§ **The data**:
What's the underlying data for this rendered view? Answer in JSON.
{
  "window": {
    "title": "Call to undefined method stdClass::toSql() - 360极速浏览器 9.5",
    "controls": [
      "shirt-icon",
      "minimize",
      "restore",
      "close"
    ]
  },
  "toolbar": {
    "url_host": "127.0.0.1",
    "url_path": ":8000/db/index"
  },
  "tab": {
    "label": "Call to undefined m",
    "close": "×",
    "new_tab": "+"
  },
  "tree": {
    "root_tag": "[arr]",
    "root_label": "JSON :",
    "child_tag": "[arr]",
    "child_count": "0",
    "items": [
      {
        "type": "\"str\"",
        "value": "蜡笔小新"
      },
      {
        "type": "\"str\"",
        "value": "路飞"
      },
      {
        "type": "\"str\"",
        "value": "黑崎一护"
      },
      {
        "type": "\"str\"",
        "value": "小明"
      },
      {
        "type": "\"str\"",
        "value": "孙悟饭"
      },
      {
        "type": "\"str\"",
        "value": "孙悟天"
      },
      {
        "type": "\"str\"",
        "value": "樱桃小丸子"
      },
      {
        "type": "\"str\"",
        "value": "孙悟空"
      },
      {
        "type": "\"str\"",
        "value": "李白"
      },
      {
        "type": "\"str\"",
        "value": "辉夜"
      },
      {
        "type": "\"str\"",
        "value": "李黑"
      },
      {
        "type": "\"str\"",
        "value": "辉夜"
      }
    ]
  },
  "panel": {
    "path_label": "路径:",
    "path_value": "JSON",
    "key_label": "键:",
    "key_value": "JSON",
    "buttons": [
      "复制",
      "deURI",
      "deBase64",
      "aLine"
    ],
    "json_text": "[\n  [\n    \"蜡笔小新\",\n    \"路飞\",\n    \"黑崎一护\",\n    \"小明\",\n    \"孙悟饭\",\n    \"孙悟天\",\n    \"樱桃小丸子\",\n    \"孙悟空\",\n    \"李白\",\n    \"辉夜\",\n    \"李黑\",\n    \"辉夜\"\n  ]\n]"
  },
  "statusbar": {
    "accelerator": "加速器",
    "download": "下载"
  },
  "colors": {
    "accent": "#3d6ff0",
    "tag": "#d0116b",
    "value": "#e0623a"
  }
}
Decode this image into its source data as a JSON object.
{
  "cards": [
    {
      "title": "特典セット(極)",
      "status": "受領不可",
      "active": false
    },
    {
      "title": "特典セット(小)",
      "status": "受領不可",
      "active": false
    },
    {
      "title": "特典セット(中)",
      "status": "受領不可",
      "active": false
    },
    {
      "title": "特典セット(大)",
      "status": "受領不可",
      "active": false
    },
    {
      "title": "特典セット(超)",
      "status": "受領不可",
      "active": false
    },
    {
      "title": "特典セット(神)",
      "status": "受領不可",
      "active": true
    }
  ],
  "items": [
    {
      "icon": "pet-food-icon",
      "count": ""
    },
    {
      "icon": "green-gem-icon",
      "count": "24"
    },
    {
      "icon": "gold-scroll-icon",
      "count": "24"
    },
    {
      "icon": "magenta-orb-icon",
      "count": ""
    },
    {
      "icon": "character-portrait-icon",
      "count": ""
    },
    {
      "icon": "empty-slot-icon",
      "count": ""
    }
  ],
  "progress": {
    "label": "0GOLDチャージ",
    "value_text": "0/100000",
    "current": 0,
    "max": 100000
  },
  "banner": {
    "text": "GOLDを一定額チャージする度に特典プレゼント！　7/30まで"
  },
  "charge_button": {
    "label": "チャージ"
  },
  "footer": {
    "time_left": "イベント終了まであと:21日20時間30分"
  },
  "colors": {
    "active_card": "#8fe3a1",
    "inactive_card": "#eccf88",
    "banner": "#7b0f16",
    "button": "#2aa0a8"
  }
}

§ **Short exercise**:
Copy every record above exactly as it appears.

§ **Exercise solution**:
What's the underlying data for this rendered view? Answer in JSON.
{
  "window": {
    "title": "Call to undefined method stdClass::toSql() - 360极速浏览器 9.5",
    "controls": [
      "shirt-icon",
      "minimize",
      "restore",
      "close"
    ]
  },
  "toolbar": {
    "url_host": "127.0.0.1",
    "url_path": ":8000/db/index"
  },
  "tab": {
    "label": "Call to undefined m",
    "close": "×",
    "new_tab": "+"
  },
  "tree": {
    "root_tag": "[arr]",
    "root_label": "JSON :",
    "child_tag": "[arr]",
    "child_count": "0",
    "items": [
      {
        "type": "\"str\"",
        "value": "蜡笔小新"
      },
      {
        "type": "\"str\"",
        "value": "路飞"
      },
      {
        "type": "\"str\"",
        "value": "黑崎一护"
      },
      {
        "type": "\"str\"",
        "value": "小明"
      },
      {
        "type": "\"str\"",
        "value": "孙悟饭"
      },
      {
        "type": "\"str\"",
        "value": "孙悟天"
      },
      {
        "type": "\"str\"",
        "value": "樱桃小丸子"
      },
      {
        "type": "\"str\"",
        "value": "孙悟空"
      },
      {
        "type": "\"str\"",
        "value": "李白"
      },
      {
        "type": "\"str\"",
        "value": "辉夜"
      },
      {
        "type": "\"str\"",
        "value": "李黑"
      },
      {
        "type": "\"str\"",
        "value": "辉夜"
      }
    ]
  },
  "panel": {
    "path_label": "路径:",
    "path_value": "JSON",
    "key_label": "键:",
    "key_value": "JSON",
    "buttons": [
      "复制",
      "deURI",
      "deBase64",
      "aLine"
    ],
    "json_text": "[\n  [\n    \"蜡笔小新\",\n    \"路飞\",\n    \"黑崎一护\",\n    \"小明\",\n    \"孙悟饭\",\n    \"孙悟天\",\n    \"樱桃小丸子\",\n    \"孙悟空\",\n    \"李白\",\n    \"辉夜\",\n    \"李黑\",\n    \"辉夜\"\n  ]\n]"
  },
  "statusbar": {
    "accelerator": "加速器",
    "download": "下载"
  },
  "colors": {
    "accent": "#3d6ff0",
    "tag": "#d0116b",
    "value": "#e0623a"
  }
}
Decode this image into its source data as a JSON object.
{
  "cards": [
    {
      "title": "特典セット(極)",
      "status": "受領不可",
      "active": false
    },
    {
      "title": "特典セット(小)",
      "status": "受領不可",
      "active": false
    },
    {
      "title": "特典セット(中)",
      "status": "受領不可",
      "active": false
    },
    {
      "title": "特典セット(大)",
      "status": "受領不可",
      "active": false
    },
    {
      "title": "特典セット(超)",
      "status": "受領不可",
      "active": false
    },
    {
      "title": "特典セット(神)",
      "status": "受領不可",
      "active": true
    }
  ],
  "items": [
    {
      "icon": "pet-food-icon",
      "count": ""
    },
    {
      "icon": "green-gem-icon",
      "count": "24"
    },
    {
      "icon": "gold-scroll-icon",
      "count": "24"
    },
    {
      "icon": "magenta-orb-icon",
      "count": ""
    },
    {
      "icon": "character-portrait-icon",
      "count": ""
    },
    {
      "icon": "empty-slot-icon",
      "count": ""
    }
  ],
  "progress": {
    "label": "0GOLDチャージ",
    "value_text": "0/100000",
    "current": 0,
    "max": 100000
  },
  "banner": {
    "text": "GOLDを一定額チャージする度に特典プレゼント！　7/30まで"
  },
  "charge_button": {
    "label": "チャージ"
  },
  "footer": {
    "time_left": "イベント終了まであと:21日20時間30分"
  },
  "colors": {
    "active_card": "#8fe3a1",
    "inactive_card": "#eccf88",
    "banner": "#7b0f16",
    "button": "#2aa0a8"
  }
}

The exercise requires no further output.